▶ **TEXT EXTRACT**
========
IFF cdn sorts before cdn-tr-atl-02 (I don't want to look up DNSSEC canonical ordering), Comcast is denying that cdn exists and Recursor aggressive NSEC is behaving correctly. And it just happens to "work" when the resolver doesn't happen to have the relevant NSEC record in its cache.

With the right queries, I can coax Unbound and a proprietary implementation into returning NXDOMAIN for cdn too.

pieterlexis commented 3 years ago

IFF cdn sorts before cdn-tr-atl-02

It does :)

rgacogne commented 3 years ago

Yep, aggressive NSEC is indeed picking up the denial of existence proof and synthesizing an answer from that:

Nov 04 09:54:18 1 [2/1] question for 'cdn.speedtest-prod.xcr.comcast.net|A' from 127.0.0.1:37908
Nov 04 09:54:18 [2] : no TA found for 'cdn.speedtest-prod.xcr.comcast.net' among 1
Nov 04 09:54:18 [2] : no TA found for 'speedtest-prod.xcr.comcast.net' among 1
Nov 04 09:54:18 [2] : no TA found for 'xcr.comcast.net' among 1
Nov 04 09:54:18 [2] : no TA found for 'comcast.net' among 1
Nov 04 09:54:18 [2] : no TA found for 'net' among 1
Nov 04 09:54:18 [2] : got TA for '.'
Nov 04 09:54:18 [2] QM cdn.speedtest-prod.xcr.comcast.net.|A child=(empty): doResolve
Nov 04 09:54:18 [2] cdn.speedtest-prod.xcr.comcast.net: Wants DNSSEC processing, auth data in query for A
Nov 04 09:54:18 [2] cdn.speedtest-prod.xcr.comcast.net: Recursion not requested for 'cdn.speedtest-prod.xcr.comcast.net|A', peeking at auth/forward zones
Nov 04 09:54:18 Looking for a NSEC before cdn.speedtest-prod.xcr.comcast.net: found a possible NSEC at speedtest-prod.xcr.comcast.net cdn.speedtest-prod.xcr.comcast.net is covered by (speedtest-prod.xcr.comcast.net to cdn-tr-atl-02.speedtest-prod.xcr.comcast.net)  and it proves that the name does not exist
Nov 04 09:54:18 Now looking for a NSEC before the wildcard *.speedtest-prod.xcr.comcast.net: found a possible NSEC at speedtest-prod.xcr.comcast.net *.speedtest-prod.xcr.comcast.net is covered by (speedtest-prod.xcr.comcast.net to cdn-tr-atl-02.speedtest-prod.xcr.comcast.net)  and it proves that there is no matching wildcard
Nov 04 09:54:18 Found valid NSECs covering the requested name and type!
Nov 04 09:54:18 [2] QM cdn.speedtest-prod.xcr.comcast.net.|A child=(empty): Step0 Found in cache
Nov 04 09:54:18 Answer to cdn.speedtest-prod.xcr.comcast.net|A for 127.0.0.1:37908 validates correctly
Nov 04 09:54:18 1 [2/1] answer to question 'cdn.speedtest-prod.xcr.comcast.net|A': 0 answers, 1 additional, took 0 packets, 0 netw ms, 0 tot ms, 0 throttled, 0 timeouts, 0/0 tcp/dot connections, rcode=3, dnssec=Secure

So the speedtest-prod.xcr.comcast.net. zone has broken DNSSEC and needs to be fixed. In the meantime a negative trust anchor can be used to work around the issue: https://docs.powerdns.com/recursor/lua-config/dnssec.html#addNTA

phonedph1 commented 3 years ago

I've passed this onto a contact there.

bnkas commented 3 years ago

@phonedph1 Thank you for that.
========
▶ **ENTRIES SUPPLIED**
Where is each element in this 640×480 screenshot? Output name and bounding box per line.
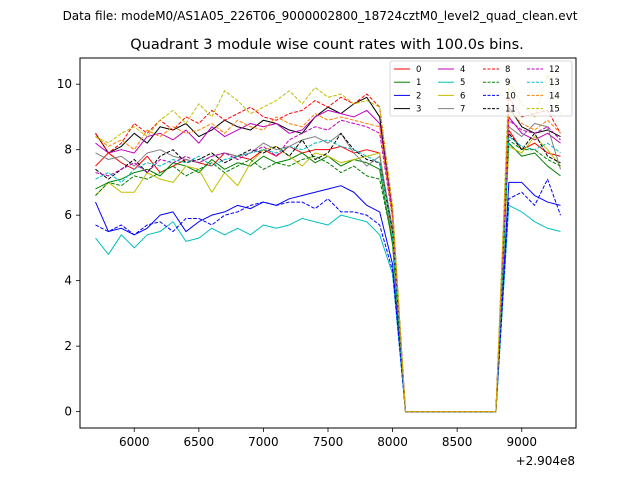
x-tick-label: 8000 — [377, 435, 408, 449]
chart-title: Quadrant 3 module wise count rates with … — [130, 37, 524, 53]
y-tick-label: 4 — [64, 274, 72, 288]
x-tick-label: 7000 — [248, 435, 279, 449]
series-line-5 — [95, 204, 561, 413]
y-tick-label: 6 — [64, 208, 72, 222]
x-tick-label: 6500 — [184, 435, 215, 449]
legend-box — [389, 60, 573, 117]
series-line-7 — [95, 122, 561, 413]
legend-label-2: 2 — [416, 91, 421, 101]
legend-label-8: 8 — [505, 65, 510, 75]
y-tick-label: 8 — [64, 143, 72, 157]
x-offset-label: +2.904e8 — [516, 454, 575, 468]
legend-label-1: 1 — [416, 78, 421, 88]
series-line-4 — [95, 109, 561, 413]
series-layer — [95, 73, 561, 413]
series-line-6 — [95, 136, 561, 413]
series-line-14 — [95, 109, 561, 413]
series-line-0 — [95, 129, 561, 413]
series-line-2 — [95, 181, 561, 413]
legend-label-3: 3 — [416, 105, 421, 115]
chart-suptitle: Data file: modeM0/AS1A05_226T06_90000028… — [63, 9, 578, 23]
legend-label-11: 11 — [505, 105, 516, 115]
legend-label-12: 12 — [549, 65, 560, 75]
legend-label-0: 0 — [416, 65, 421, 75]
x-tick-label: 6000 — [119, 435, 150, 449]
y-axis-ticks: 0 2 4 6 8 10 — [57, 77, 80, 419]
legend-label-6: 6 — [460, 91, 465, 101]
y-tick-label: 0 — [64, 405, 72, 419]
series-line-11 — [95, 132, 561, 413]
legend-label-7: 7 — [460, 105, 465, 115]
legend-label-15: 15 — [549, 105, 560, 115]
legend-label-5: 5 — [460, 78, 465, 88]
x-tick-label: 8500 — [442, 435, 473, 449]
x-tick-label: 9000 — [506, 435, 537, 449]
x-axis-ticks: 6000 6500 7000 7500 8000 8500 9000 — [119, 428, 537, 449]
series-line-8 — [95, 93, 561, 413]
y-tick-label: 10 — [57, 77, 72, 91]
legend-label-9: 9 — [505, 78, 510, 88]
series-line-3 — [95, 96, 561, 413]
x-tick-label: 7500 — [313, 435, 344, 449]
legend-label-4: 4 — [460, 65, 465, 75]
series-line-1 — [95, 142, 561, 413]
legend-label-13: 13 — [549, 78, 560, 88]
series-line-13 — [95, 136, 561, 413]
y-tick-label: 2 — [64, 339, 72, 353]
legend-label-14: 14 — [549, 91, 560, 101]
legend-label-10: 10 — [505, 91, 516, 101]
series-line-15 — [95, 73, 561, 413]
========
▶ **PARTS OF THE EXERCISE**
[1] According to the DNSSEC thread, what can be used to work around the broken zone until it is fixed?
[2] In the DNSSEC thread, list every name for which the log reports that no TA was found.
[3] Continue the DNSSEC thread from its last comment.

▶ **ANSWERS TO THE EXERCISES**
[1] A negative trust anchor.

[2] cdn.speedtest-prod.xcr.comcast.net, speedtest-prod.xcr.comcast.net, xcr.comcast.net, comcast.net, net

[3]
@rgacogne Thank you for the insight and reference to negative trust anchor. And thanks to everyone else who helped identify the root cause.

My concern is that this type of issue could also be happening for other domains as well. I have seen folks here say that "aggressive" NSEC is generating the NXDOMAIN response. When digging using other recursive resolvers with dnssec enabled, they are able to successfully resolve it to an IP address.

Could there be a way (a configuration option that can be added in the future) to controls how aggressive NSEC behaves?

Maybe the default can be "aggressive" but other options can make it more lax or sort differently (similar to other recursors) so that it would resolve to an IP address in the case above.

Thanks.

rgacogne commented 3 years ago

Aggressive NSEC caching can be disabled by setting aggressive-nsec-cache-size1 to 0. It won't solve the fact that something in that zone is broken, though, and thus it could break in other ways as well.

bnkas commented 3 years ago

@rgacogne Thank you for that explanation. I didn't fully understand that setting previously.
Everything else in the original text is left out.